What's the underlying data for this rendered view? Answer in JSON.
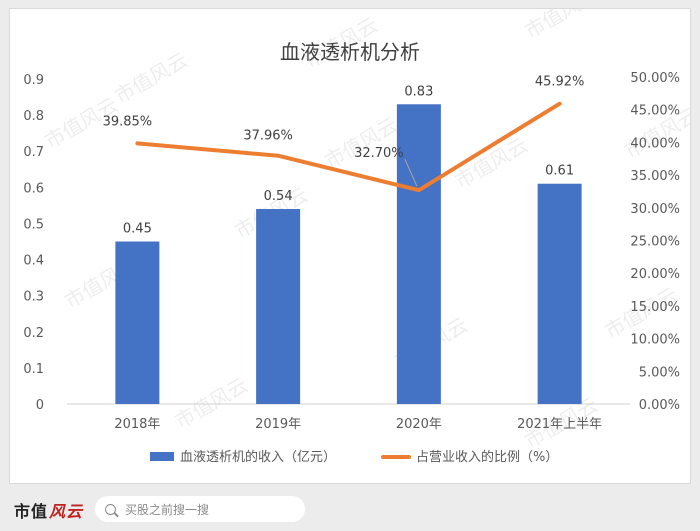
{
  "chart_data": {
    "type": "bar+line",
    "title": "血液透析机分析",
    "categories": [
      "2018年",
      "2019年",
      "2020年",
      "2021年上半年"
    ],
    "series": [
      {
        "name": "血液透析机的收入（亿元）",
        "type": "bar",
        "axis": "left",
        "values": [
          0.45,
          0.54,
          0.83,
          0.61
        ],
        "labels": [
          "0.45",
          "0.54",
          "0.83",
          "0.61"
        ],
        "color": "#4472c4"
      },
      {
        "name": "占营业收入的比例（%）",
        "type": "line",
        "axis": "right",
        "values": [
          39.85,
          37.96,
          32.7,
          45.92
        ],
        "labels": [
          "39.85%",
          "37.96%",
          "32.70%",
          "45.92%"
        ],
        "color": "#ed7d31"
      }
    ],
    "y_left": {
      "min": 0,
      "max": 0.9,
      "ticks": [
        0,
        0.1,
        0.2,
        0.3,
        0.4,
        0.5,
        0.6,
        0.7,
        0.8,
        0.9
      ],
      "tick_labels": [
        "0",
        "0.1",
        "0.2",
        "0.3",
        "0.4",
        "0.5",
        "0.6",
        "0.7",
        "0.8",
        "0.9"
      ]
    },
    "y_right": {
      "min": 0,
      "max": 50,
      "ticks": [
        0,
        5,
        10,
        15,
        20,
        25,
        30,
        35,
        40,
        45,
        50
      ],
      "tick_labels": [
        "0.00%",
        "5.00%",
        "10.00%",
        "15.00%",
        "20.00%",
        "25.00%",
        "30.00%",
        "35.00%",
        "40.00%",
        "45.00%",
        "50.00%"
      ]
    },
    "grid": false,
    "legend": "bottom"
  },
  "watermark": "市值风云",
  "footer": {
    "brand_part1": "市值",
    "brand_part2": "风云",
    "search_placeholder": "买股之前搜一搜",
    "search_icon": "search-icon"
  }
}
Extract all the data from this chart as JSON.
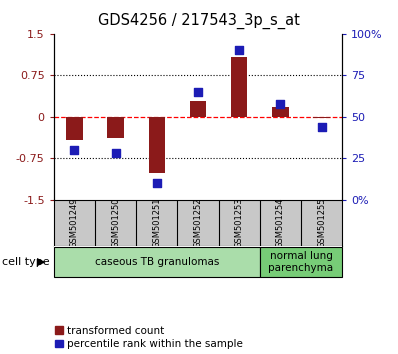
{
  "title": "GDS4256 / 217543_3p_s_at",
  "samples": [
    "GSM501249",
    "GSM501250",
    "GSM501251",
    "GSM501252",
    "GSM501253",
    "GSM501254",
    "GSM501255"
  ],
  "transformed_count": [
    -0.42,
    -0.38,
    -1.02,
    0.28,
    1.08,
    0.18,
    -0.02
  ],
  "percentile_rank_raw": [
    30,
    28,
    10,
    65,
    90,
    58,
    44
  ],
  "red_color": "#8B1A1A",
  "blue_color": "#1C1CB5",
  "ylim_left": [
    -1.5,
    1.5
  ],
  "ylim_right": [
    0,
    100
  ],
  "yticks_left": [
    -1.5,
    -0.75,
    0,
    0.75,
    1.5
  ],
  "yticks_right": [
    0,
    25,
    50,
    75,
    100
  ],
  "ytick_labels_left": [
    "-1.5",
    "-0.75",
    "0",
    "0.75",
    "1.5"
  ],
  "ytick_labels_right": [
    "0%",
    "25",
    "50",
    "75",
    "100%"
  ],
  "groups": [
    {
      "label": "caseous TB granulomas",
      "indices": [
        0,
        1,
        2,
        3,
        4
      ],
      "color": "#AADDAA"
    },
    {
      "label": "normal lung\nparenchyma",
      "indices": [
        5,
        6
      ],
      "color": "#77CC77"
    }
  ],
  "cell_type_label": "cell type",
  "legend_red": "transformed count",
  "legend_blue": "percentile rank within the sample",
  "bar_width": 0.4,
  "xtick_bg": "#C8C8C8",
  "background_color": "#ffffff"
}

*Instructions to follow*: Collect the lines that hold "this".

*Task output*:
What's the underlying data for this rendered view? Answer in JSON.
Extract all the data from this chart as JSON.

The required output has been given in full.